Recorded data
--- start ---

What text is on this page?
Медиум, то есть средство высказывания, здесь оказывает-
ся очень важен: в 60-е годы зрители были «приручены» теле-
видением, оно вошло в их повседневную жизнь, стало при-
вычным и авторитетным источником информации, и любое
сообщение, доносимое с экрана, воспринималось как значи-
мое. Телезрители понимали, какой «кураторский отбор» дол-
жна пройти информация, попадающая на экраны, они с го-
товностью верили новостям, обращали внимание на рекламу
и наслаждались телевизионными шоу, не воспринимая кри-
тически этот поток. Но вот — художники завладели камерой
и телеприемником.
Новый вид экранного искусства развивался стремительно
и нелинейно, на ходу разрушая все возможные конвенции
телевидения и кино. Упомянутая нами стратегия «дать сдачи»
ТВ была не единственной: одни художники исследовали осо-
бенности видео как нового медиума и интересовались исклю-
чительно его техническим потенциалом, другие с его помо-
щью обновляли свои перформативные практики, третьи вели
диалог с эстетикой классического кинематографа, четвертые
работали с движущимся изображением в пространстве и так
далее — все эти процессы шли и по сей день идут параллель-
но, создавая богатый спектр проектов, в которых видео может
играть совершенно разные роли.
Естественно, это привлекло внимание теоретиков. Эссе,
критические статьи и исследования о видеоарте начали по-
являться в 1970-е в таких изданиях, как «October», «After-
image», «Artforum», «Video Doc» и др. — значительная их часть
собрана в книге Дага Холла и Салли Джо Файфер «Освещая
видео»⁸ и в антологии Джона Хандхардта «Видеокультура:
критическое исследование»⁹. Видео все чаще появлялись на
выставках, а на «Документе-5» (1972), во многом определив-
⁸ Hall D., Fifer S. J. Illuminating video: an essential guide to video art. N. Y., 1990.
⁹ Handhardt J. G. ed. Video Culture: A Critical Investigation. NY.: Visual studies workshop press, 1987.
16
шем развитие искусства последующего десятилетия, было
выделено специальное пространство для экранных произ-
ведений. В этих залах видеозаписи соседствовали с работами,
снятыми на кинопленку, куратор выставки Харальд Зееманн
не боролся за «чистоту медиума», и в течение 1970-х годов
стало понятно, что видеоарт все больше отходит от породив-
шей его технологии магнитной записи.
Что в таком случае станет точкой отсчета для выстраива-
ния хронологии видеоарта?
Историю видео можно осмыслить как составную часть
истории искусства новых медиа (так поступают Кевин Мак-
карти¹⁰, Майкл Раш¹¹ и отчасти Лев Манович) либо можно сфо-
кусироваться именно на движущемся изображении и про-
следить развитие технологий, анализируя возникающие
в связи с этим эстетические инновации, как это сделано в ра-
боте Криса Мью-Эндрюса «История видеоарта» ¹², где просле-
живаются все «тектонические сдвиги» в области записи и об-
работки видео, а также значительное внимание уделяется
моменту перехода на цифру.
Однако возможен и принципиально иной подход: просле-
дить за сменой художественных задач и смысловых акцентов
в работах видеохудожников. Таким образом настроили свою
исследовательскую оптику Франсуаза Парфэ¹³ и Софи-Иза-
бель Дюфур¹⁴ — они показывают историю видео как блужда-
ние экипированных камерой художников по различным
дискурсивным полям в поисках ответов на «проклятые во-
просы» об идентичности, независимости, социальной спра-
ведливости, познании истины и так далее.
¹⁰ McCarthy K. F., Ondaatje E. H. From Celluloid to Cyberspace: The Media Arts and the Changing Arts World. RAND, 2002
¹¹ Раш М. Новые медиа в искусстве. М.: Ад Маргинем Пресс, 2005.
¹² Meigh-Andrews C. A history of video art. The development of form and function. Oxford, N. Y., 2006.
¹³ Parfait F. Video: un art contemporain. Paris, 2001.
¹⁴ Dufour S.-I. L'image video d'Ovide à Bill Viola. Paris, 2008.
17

--- end ---

Requirements :: Search the entries for the word "можно" and pick out every line that holds it.

Expected answer ::
Историю видео можно осмыслить как составную часть
карти¹⁰, Майкл Раш¹¹ и отчасти Лев Манович) либо можно сфо-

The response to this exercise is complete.